What this task involves: Please quote the listing below word for word, reproducing every line without any change.

Data provided:
------------------------------------------------
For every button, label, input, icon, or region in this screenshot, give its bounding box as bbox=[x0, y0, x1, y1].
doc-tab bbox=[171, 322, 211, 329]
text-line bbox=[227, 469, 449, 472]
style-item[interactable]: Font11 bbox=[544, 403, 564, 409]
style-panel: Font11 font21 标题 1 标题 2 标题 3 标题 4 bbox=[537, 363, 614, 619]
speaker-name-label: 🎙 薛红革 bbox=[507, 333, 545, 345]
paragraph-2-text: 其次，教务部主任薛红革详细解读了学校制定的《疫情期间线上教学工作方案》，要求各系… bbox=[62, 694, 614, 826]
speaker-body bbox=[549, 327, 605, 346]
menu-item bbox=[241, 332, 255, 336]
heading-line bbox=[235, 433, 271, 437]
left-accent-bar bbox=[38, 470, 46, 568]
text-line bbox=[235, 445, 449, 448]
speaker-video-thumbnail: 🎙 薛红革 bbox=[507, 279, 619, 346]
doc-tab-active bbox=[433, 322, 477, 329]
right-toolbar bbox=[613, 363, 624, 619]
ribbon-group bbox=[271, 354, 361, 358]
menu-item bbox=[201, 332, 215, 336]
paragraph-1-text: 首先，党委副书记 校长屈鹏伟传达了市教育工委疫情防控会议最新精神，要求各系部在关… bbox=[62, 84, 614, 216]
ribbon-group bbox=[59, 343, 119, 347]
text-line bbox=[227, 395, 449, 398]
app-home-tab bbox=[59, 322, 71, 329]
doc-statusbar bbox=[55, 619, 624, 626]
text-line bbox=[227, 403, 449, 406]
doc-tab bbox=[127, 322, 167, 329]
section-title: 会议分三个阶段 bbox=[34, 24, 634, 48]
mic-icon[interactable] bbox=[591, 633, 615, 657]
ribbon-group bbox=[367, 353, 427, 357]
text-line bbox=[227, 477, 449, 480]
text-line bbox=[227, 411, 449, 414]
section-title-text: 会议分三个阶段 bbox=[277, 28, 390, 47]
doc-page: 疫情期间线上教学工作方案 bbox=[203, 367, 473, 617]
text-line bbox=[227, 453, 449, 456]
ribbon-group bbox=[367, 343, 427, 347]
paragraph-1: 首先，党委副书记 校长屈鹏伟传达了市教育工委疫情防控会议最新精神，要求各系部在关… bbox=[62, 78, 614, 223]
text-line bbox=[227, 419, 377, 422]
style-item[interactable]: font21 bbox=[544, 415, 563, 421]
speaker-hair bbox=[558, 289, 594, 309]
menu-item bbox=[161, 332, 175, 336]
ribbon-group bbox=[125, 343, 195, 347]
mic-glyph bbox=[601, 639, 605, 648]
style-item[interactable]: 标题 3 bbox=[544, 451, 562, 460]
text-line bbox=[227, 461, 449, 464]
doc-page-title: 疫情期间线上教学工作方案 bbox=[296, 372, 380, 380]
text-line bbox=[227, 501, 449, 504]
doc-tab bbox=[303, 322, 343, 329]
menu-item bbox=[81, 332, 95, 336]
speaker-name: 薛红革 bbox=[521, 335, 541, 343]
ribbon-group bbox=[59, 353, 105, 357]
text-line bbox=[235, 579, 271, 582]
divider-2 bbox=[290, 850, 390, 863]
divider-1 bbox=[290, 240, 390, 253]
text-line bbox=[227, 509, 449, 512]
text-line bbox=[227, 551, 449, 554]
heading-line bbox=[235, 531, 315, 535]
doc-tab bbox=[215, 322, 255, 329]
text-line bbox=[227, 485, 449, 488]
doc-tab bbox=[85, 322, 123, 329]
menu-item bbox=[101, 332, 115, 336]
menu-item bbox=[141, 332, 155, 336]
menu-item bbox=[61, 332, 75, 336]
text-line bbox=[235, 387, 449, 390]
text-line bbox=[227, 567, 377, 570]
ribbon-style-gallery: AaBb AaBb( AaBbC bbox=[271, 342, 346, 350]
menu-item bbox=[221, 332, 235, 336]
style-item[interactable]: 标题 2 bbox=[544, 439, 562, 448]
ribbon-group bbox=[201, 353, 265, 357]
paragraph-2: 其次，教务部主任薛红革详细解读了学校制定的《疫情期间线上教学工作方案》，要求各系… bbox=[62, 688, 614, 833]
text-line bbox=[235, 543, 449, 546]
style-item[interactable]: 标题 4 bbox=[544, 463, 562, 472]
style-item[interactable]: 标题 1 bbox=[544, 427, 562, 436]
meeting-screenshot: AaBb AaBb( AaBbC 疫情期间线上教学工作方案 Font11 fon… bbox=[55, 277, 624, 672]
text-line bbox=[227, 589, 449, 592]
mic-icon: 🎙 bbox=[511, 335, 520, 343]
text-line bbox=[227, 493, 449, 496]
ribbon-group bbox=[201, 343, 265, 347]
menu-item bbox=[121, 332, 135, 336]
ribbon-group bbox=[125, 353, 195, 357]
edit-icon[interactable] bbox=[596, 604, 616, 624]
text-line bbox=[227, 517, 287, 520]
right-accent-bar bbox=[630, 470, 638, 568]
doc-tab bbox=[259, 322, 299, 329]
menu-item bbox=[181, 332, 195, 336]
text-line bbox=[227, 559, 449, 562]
------------------------------------------------
Answer for this exercise:
For every button, label, input, icon, or region in this screenshot, give its bounding box as bbox=[x0, y0, x1, y1].
doc-tab bbox=[171, 322, 211, 329]
text-line bbox=[227, 469, 449, 472]
style-item[interactable]: Font11 bbox=[544, 403, 564, 409]
style-panel: Font11 font21 标题 1 标题 2 标题 3 标题 4 bbox=[537, 363, 614, 619]
speaker-name-label: 🎙 薛红革 bbox=[507, 333, 545, 345]
paragraph-2-text: 其次，教务部主任薛红革详细解读了学校制定的《疫情期间线上教学工作方案》，要求各系… bbox=[62, 694, 614, 826]
speaker-body bbox=[549, 327, 605, 346]
menu-item bbox=[241, 332, 255, 336]
heading-line bbox=[235, 433, 271, 437]
left-accent-bar bbox=[38, 470, 46, 568]
text-line bbox=[235, 445, 449, 448]
speaker-video-thumbnail: 🎙 薛红革 bbox=[507, 279, 619, 346]
doc-tab-active bbox=[433, 322, 477, 329]
right-toolbar bbox=[613, 363, 624, 619]
ribbon-group bbox=[271, 354, 361, 358]
menu-item bbox=[201, 332, 215, 336]
paragraph-1-text: 首先，党委副书记 校长屈鹏伟传达了市教育工委疫情防控会议最新精神，要求各系部在关… bbox=[62, 84, 614, 216]
ribbon-group bbox=[59, 343, 119, 347]
text-line bbox=[227, 395, 449, 398]
app-home-tab bbox=[59, 322, 71, 329]
doc-statusbar bbox=[55, 619, 624, 626]
text-line bbox=[227, 403, 449, 406]
doc-tab bbox=[127, 322, 167, 329]
section-title: 会议分三个阶段 bbox=[34, 24, 634, 48]
mic-icon[interactable] bbox=[591, 633, 615, 657]
ribbon-group bbox=[367, 353, 427, 357]
text-line bbox=[227, 477, 449, 480]
text-line bbox=[227, 411, 449, 414]
section-title-text: 会议分三个阶段 bbox=[277, 28, 390, 47]
doc-page: 疫情期间线上教学工作方案 bbox=[203, 367, 473, 617]
text-line bbox=[227, 453, 449, 456]
ribbon-group bbox=[367, 343, 427, 347]
paragraph-1: 首先，党委副书记 校长屈鹏伟传达了市教育工委疫情防控会议最新精神，要求各系部在关… bbox=[62, 78, 614, 223]
text-line bbox=[227, 419, 377, 422]
style-item[interactable]: font21 bbox=[544, 415, 563, 421]
speaker-hair bbox=[558, 289, 594, 309]
menu-item bbox=[161, 332, 175, 336]
ribbon-group bbox=[125, 343, 195, 347]
mic-glyph bbox=[601, 639, 605, 648]
style-item[interactable]: 标题 3 bbox=[544, 451, 562, 460]
text-line bbox=[227, 461, 449, 464]
doc-page-title: 疫情期间线上教学工作方案 bbox=[296, 372, 380, 380]
text-line bbox=[227, 501, 449, 504]
doc-tab bbox=[303, 322, 343, 329]
menu-item bbox=[81, 332, 95, 336]
speaker-name: 薛红革 bbox=[521, 335, 541, 343]
ribbon-group bbox=[59, 353, 105, 357]
text-line bbox=[235, 579, 271, 582]
divider-2 bbox=[290, 850, 390, 863]
divider-1 bbox=[290, 240, 390, 253]
text-line bbox=[227, 509, 449, 512]
text-line bbox=[227, 551, 449, 554]
heading-line bbox=[235, 531, 315, 535]
doc-tab bbox=[215, 322, 255, 329]
text-line bbox=[227, 485, 449, 488]
doc-tab bbox=[85, 322, 123, 329]
menu-item bbox=[101, 332, 115, 336]
menu-item bbox=[141, 332, 155, 336]
menu-item bbox=[61, 332, 75, 336]
text-line bbox=[235, 387, 449, 390]
text-line bbox=[227, 567, 377, 570]
ribbon-style-gallery: AaBb AaBb( AaBbC bbox=[271, 342, 346, 350]
menu-item bbox=[221, 332, 235, 336]
style-item[interactable]: 标题 2 bbox=[544, 439, 562, 448]
ribbon-group bbox=[201, 353, 265, 357]
paragraph-2: 其次，教务部主任薛红革详细解读了学校制定的《疫情期间线上教学工作方案》，要求各系… bbox=[62, 688, 614, 833]
text-line bbox=[235, 543, 449, 546]
style-item[interactable]: 标题 4 bbox=[544, 463, 562, 472]
style-item[interactable]: 标题 1 bbox=[544, 427, 562, 436]
meeting-screenshot: AaBb AaBb( AaBbC 疫情期间线上教学工作方案 Font11 fon… bbox=[55, 277, 624, 672]
text-line bbox=[227, 589, 449, 592]
mic-icon: 🎙 bbox=[511, 335, 520, 343]
text-line bbox=[227, 493, 449, 496]
ribbon-group bbox=[201, 343, 265, 347]
menu-item bbox=[121, 332, 135, 336]
ribbon-group bbox=[125, 353, 195, 357]
edit-icon[interactable] bbox=[596, 604, 616, 624]
text-line bbox=[227, 517, 287, 520]
right-accent-bar bbox=[630, 470, 638, 568]
doc-tab bbox=[259, 322, 299, 329]
menu-item bbox=[181, 332, 195, 336]
text-line bbox=[227, 559, 449, 562]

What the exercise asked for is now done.